Look through the listing for the word "Squared". Copy each line that has it.

►

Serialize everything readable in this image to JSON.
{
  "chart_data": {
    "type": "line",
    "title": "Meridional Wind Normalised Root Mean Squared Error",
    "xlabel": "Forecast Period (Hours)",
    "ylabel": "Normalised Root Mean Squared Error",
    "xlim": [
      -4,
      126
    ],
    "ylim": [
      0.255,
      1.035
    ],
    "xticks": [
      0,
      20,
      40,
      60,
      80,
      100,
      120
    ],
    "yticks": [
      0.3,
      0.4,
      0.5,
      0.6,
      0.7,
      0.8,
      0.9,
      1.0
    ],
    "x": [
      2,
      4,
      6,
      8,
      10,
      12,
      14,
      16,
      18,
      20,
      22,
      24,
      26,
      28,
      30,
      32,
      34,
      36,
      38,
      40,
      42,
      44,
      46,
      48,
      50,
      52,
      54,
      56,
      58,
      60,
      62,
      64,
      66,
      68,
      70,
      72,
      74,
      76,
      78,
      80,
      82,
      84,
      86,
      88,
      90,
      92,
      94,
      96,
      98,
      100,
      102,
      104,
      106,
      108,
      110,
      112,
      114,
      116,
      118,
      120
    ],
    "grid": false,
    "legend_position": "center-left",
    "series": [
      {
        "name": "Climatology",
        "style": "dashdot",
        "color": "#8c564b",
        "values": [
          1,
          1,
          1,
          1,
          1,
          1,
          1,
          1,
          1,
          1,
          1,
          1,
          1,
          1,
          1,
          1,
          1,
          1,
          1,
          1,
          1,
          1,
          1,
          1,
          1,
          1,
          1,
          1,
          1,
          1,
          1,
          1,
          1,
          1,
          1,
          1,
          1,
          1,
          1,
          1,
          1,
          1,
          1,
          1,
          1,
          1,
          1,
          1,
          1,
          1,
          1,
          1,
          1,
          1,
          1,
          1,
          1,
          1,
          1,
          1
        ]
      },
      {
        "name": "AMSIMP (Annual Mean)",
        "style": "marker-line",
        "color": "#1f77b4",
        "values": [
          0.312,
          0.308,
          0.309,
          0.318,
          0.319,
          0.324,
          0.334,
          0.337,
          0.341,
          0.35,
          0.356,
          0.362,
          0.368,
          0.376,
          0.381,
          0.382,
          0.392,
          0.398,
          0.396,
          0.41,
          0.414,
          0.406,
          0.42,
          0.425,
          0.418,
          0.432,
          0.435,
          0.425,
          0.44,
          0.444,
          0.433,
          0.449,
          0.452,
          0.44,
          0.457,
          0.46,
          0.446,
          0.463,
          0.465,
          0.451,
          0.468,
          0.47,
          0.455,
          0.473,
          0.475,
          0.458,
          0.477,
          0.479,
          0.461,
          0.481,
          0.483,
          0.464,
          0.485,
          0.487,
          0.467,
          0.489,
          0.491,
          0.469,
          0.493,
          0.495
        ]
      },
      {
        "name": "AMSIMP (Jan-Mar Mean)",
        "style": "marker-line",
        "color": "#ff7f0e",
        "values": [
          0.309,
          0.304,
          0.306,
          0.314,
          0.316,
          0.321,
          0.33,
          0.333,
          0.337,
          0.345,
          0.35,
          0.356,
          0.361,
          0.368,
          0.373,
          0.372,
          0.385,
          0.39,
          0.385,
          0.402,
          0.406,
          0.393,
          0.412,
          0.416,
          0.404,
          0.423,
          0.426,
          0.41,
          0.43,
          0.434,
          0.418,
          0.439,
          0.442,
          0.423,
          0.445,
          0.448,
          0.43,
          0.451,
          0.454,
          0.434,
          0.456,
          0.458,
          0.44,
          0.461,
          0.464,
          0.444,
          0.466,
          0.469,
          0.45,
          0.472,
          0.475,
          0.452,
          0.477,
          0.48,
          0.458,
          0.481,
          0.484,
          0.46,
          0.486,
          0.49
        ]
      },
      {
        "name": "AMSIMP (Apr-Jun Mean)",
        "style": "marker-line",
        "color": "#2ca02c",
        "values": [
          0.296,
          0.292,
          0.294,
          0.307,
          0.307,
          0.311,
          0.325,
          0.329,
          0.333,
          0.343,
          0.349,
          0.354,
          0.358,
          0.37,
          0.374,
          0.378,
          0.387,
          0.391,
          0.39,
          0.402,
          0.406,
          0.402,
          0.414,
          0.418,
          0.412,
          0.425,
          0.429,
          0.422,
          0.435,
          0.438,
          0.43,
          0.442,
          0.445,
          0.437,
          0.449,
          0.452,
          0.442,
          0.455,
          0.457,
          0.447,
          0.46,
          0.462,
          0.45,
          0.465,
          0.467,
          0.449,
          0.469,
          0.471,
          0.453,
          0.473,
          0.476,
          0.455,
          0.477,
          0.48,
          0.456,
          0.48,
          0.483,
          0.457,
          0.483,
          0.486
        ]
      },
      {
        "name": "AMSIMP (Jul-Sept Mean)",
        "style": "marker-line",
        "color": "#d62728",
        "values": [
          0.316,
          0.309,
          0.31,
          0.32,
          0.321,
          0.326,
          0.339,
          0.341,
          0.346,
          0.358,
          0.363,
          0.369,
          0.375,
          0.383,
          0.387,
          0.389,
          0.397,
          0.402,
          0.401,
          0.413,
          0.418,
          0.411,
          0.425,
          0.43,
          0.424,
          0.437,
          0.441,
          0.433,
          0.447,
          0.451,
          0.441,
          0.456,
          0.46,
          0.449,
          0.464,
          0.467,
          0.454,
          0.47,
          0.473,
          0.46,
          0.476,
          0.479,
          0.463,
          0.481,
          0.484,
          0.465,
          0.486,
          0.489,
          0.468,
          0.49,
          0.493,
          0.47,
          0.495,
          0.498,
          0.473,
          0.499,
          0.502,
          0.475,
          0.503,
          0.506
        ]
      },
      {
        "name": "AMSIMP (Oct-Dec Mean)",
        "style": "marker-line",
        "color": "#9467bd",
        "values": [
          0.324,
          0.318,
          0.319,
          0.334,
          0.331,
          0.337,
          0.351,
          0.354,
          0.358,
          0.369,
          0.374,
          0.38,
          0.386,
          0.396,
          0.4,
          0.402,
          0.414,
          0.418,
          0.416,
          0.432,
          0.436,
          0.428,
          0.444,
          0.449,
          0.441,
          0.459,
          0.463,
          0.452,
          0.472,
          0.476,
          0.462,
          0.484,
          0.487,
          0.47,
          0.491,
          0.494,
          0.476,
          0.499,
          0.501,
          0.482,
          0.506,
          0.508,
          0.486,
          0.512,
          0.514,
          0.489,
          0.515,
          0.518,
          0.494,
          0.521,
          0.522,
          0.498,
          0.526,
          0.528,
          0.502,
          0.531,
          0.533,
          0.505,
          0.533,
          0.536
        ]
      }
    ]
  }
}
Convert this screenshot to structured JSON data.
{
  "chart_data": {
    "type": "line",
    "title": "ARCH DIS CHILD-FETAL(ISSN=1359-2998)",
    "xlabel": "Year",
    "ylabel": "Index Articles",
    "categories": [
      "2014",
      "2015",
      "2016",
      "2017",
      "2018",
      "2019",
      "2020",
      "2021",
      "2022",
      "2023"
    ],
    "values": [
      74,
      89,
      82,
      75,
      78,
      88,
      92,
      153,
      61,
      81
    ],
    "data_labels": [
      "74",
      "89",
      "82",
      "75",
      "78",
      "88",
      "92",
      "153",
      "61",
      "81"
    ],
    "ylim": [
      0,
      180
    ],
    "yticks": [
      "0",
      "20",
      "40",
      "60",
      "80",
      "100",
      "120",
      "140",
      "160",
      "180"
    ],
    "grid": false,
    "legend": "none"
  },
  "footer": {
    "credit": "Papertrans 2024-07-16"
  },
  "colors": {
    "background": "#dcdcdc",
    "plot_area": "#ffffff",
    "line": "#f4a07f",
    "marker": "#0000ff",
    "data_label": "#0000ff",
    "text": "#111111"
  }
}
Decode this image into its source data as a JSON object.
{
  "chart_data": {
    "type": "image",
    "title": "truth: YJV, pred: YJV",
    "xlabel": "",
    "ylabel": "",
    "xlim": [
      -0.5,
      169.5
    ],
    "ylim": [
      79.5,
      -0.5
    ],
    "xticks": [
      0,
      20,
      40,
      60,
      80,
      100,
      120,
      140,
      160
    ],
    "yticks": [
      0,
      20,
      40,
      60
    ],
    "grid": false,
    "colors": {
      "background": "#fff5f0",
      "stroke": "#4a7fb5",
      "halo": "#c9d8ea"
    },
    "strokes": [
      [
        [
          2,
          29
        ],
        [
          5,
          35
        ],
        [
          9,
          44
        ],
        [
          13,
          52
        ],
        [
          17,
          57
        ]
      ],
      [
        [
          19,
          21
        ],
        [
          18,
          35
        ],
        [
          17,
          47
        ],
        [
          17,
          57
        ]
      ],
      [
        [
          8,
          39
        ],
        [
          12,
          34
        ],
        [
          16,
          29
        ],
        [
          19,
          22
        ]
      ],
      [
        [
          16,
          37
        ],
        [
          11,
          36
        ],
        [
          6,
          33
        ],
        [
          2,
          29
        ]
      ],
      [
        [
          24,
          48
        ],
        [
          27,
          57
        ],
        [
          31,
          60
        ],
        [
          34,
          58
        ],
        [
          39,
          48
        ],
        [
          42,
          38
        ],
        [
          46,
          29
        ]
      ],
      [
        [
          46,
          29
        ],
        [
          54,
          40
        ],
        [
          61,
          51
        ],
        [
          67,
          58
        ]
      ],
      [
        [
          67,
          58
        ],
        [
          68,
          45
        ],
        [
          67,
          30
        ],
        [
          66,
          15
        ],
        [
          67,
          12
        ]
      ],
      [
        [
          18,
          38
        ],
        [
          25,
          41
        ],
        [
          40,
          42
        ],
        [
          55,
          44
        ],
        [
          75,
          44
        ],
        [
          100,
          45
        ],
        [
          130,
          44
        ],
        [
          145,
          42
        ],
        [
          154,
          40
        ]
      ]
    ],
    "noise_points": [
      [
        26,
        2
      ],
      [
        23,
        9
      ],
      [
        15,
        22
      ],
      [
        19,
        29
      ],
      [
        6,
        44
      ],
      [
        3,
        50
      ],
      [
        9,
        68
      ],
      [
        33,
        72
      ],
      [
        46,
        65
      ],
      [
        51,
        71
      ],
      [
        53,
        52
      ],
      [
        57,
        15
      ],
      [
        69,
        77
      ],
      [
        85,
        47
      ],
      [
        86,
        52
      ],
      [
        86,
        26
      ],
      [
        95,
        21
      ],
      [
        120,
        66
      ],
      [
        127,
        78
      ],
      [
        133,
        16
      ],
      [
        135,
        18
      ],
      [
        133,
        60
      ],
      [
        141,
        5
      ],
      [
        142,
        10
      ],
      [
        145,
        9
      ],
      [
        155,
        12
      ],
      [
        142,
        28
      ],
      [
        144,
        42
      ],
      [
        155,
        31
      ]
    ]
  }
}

◄

** Solved exercise **
    "title": "Meridional Wind Normalised Root Mean Squared Error",
    "ylabel": "Normalised Root Mean Squared Error",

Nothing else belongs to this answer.